> [Dataset]
************

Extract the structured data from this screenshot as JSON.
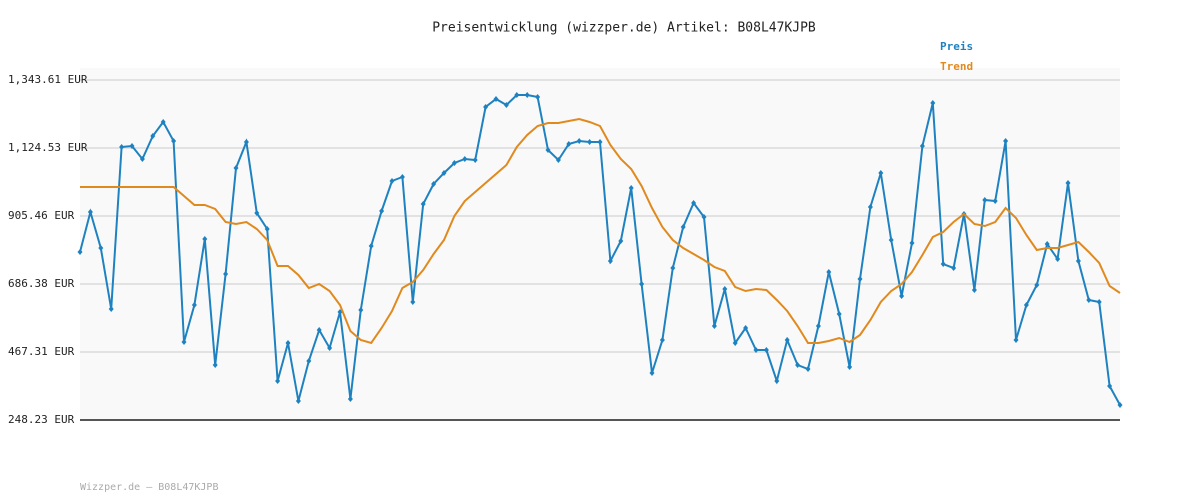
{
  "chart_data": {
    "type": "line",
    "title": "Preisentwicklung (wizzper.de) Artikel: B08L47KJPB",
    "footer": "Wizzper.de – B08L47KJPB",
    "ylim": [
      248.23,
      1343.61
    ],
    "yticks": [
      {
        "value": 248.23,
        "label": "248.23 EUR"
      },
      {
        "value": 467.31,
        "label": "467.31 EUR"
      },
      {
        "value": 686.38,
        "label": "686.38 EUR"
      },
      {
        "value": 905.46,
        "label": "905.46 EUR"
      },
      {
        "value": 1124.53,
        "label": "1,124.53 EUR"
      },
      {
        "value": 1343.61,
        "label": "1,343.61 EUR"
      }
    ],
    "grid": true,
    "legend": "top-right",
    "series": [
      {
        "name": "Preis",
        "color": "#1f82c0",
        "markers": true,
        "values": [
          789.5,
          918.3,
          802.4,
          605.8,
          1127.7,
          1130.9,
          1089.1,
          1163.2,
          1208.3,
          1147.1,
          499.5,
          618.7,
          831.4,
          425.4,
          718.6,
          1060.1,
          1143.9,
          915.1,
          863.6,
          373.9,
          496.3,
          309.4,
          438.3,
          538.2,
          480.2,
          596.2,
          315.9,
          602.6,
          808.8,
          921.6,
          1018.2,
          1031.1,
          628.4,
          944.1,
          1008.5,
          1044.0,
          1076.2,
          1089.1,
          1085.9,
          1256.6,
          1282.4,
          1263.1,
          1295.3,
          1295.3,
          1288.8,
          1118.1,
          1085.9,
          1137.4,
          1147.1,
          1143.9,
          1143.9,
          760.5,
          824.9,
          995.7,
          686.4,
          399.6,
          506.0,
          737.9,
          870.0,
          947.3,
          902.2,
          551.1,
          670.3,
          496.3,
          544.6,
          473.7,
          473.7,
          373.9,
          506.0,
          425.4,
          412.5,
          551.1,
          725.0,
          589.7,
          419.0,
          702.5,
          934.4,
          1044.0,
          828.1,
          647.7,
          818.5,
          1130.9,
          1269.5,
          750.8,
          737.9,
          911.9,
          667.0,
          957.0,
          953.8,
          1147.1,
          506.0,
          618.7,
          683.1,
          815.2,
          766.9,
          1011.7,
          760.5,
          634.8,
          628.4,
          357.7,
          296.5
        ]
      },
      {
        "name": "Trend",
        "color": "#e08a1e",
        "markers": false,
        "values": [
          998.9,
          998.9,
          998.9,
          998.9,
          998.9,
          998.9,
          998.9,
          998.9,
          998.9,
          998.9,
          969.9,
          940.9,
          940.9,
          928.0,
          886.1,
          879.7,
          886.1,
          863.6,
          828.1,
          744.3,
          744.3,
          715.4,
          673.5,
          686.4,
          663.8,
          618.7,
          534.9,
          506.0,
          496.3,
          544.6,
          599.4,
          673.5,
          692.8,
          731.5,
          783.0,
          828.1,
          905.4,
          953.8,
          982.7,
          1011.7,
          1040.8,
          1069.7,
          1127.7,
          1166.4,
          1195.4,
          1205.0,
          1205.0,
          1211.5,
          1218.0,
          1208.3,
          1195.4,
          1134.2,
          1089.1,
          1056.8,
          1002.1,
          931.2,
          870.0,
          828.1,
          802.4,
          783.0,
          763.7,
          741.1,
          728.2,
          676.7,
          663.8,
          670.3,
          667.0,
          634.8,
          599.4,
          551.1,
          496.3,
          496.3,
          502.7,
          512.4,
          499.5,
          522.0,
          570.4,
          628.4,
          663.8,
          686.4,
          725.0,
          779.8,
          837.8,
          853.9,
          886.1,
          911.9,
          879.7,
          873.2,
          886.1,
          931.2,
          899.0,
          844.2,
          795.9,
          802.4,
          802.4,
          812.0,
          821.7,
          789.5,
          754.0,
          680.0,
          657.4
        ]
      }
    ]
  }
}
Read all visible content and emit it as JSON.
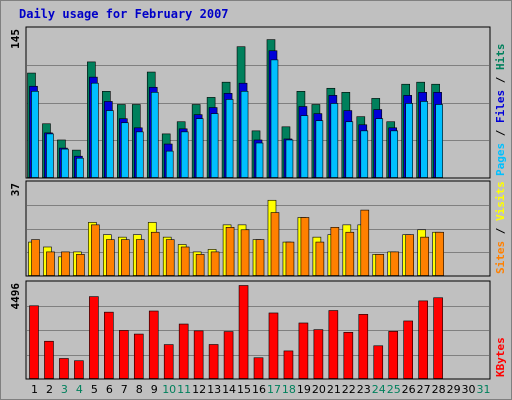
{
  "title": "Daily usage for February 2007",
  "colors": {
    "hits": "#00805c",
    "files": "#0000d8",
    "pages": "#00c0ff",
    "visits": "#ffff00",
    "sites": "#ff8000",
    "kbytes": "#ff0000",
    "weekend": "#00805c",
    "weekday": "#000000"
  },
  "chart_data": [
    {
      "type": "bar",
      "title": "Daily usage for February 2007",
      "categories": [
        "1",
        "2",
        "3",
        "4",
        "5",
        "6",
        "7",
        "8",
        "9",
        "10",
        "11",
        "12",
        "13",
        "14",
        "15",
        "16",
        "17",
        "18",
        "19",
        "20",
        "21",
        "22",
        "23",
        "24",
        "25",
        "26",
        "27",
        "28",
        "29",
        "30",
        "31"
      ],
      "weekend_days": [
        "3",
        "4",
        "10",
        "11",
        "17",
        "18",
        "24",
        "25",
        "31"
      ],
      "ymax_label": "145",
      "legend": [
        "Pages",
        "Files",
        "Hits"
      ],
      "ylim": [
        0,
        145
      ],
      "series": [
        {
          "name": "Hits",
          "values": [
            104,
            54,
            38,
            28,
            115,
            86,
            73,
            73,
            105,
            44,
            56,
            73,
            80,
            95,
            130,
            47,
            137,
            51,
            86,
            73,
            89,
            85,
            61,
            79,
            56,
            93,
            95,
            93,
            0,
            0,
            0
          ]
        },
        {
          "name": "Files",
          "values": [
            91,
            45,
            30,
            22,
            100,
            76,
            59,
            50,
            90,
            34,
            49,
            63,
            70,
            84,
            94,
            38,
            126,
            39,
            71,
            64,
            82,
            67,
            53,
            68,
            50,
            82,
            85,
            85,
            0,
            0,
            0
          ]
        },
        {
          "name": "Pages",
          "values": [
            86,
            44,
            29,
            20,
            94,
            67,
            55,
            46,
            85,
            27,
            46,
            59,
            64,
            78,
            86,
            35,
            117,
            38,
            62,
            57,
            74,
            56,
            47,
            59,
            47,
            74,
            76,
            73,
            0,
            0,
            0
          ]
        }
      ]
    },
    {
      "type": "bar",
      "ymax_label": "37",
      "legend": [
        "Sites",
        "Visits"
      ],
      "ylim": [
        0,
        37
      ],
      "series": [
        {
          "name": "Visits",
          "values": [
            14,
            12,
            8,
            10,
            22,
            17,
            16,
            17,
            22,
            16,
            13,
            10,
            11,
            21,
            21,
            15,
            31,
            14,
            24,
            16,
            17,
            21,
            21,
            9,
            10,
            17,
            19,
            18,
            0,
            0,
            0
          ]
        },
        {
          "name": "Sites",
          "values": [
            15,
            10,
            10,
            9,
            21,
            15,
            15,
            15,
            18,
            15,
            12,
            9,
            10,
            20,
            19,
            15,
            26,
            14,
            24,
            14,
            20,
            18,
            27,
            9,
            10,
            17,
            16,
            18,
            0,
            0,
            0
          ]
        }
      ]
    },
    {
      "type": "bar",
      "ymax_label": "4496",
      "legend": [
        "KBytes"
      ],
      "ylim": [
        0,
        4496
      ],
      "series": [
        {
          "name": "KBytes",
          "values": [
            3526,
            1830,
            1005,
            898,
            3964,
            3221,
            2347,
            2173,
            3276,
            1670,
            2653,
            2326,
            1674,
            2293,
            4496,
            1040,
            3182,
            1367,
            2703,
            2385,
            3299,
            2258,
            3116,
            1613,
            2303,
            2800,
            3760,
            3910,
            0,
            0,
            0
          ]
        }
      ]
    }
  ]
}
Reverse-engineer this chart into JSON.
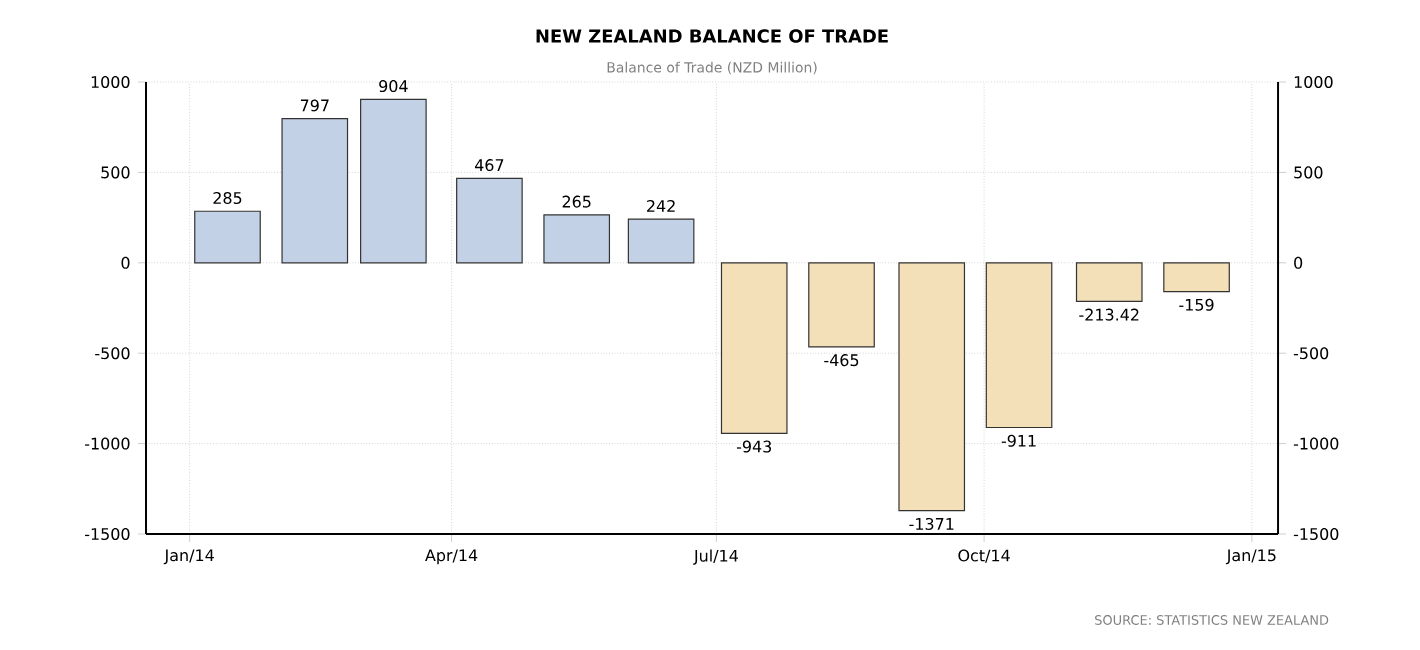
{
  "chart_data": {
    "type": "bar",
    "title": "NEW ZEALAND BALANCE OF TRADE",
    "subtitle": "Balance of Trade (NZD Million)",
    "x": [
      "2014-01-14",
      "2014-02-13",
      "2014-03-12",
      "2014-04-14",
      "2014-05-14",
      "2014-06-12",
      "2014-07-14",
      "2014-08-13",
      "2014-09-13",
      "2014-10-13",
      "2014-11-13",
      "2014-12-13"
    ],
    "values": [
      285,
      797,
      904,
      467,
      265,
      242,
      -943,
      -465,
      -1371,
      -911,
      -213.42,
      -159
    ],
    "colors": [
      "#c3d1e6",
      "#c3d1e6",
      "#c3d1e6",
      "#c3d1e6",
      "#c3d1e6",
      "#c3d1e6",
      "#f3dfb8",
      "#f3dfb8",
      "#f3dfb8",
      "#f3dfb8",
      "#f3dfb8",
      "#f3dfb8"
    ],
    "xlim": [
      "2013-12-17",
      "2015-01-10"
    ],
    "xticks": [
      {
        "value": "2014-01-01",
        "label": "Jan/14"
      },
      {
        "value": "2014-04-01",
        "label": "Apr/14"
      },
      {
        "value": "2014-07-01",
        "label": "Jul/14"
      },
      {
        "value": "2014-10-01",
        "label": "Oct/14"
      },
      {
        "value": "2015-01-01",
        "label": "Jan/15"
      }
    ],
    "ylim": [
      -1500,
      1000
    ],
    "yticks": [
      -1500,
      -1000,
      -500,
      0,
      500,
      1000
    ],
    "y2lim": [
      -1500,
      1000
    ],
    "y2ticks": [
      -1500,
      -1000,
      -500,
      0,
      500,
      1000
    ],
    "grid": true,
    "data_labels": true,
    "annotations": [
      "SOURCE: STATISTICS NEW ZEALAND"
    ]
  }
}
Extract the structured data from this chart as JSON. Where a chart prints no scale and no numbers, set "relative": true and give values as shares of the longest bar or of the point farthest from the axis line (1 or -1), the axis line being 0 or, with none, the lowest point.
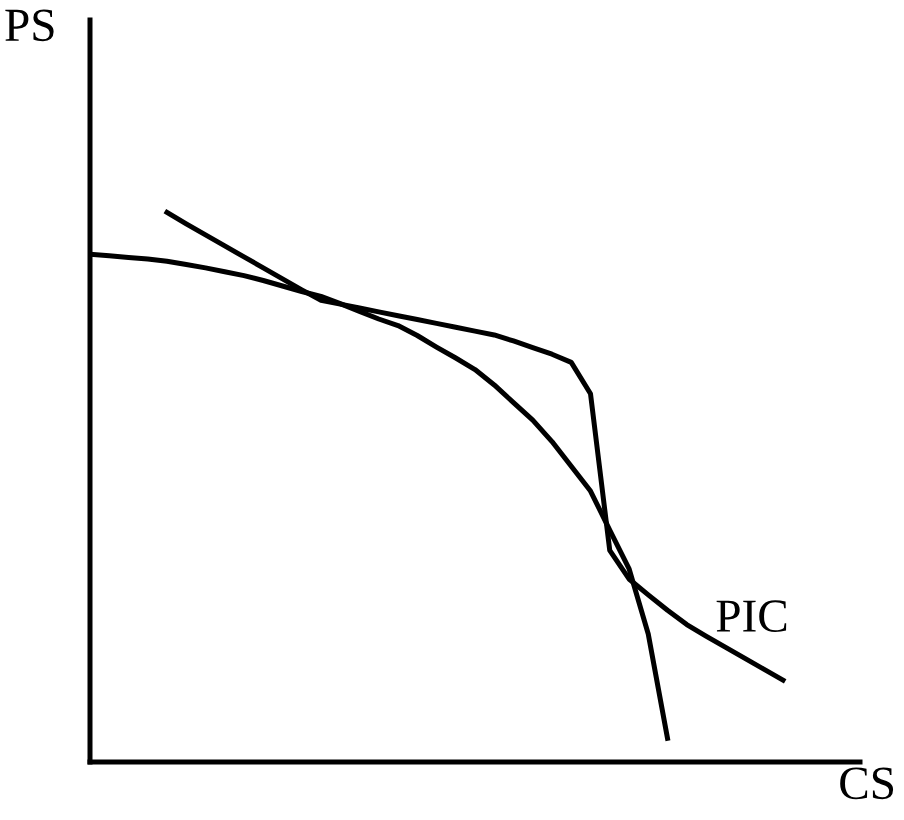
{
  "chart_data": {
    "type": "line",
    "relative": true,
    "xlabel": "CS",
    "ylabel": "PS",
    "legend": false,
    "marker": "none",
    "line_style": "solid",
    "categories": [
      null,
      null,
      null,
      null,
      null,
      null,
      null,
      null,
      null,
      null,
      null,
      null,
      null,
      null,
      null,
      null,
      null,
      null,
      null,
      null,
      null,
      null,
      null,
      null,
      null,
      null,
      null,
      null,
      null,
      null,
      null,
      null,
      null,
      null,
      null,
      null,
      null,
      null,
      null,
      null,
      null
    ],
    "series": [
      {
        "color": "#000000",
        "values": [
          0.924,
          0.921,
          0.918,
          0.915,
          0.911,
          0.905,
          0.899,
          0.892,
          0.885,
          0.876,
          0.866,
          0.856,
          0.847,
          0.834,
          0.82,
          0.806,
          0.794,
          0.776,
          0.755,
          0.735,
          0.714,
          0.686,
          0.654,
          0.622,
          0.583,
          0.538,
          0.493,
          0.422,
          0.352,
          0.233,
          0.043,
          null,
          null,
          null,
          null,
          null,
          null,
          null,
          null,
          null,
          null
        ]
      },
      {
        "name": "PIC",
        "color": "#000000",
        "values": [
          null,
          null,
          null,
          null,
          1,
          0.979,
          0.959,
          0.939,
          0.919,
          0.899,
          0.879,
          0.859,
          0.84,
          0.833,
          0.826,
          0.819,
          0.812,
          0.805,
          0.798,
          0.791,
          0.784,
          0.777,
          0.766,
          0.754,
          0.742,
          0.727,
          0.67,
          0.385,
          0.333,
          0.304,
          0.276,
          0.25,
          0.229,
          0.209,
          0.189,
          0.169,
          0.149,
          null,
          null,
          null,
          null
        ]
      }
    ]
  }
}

************

> [What you will do] What is the number of lines in these records that contain "true"? Reply with the number only.

> [Exercise result] 6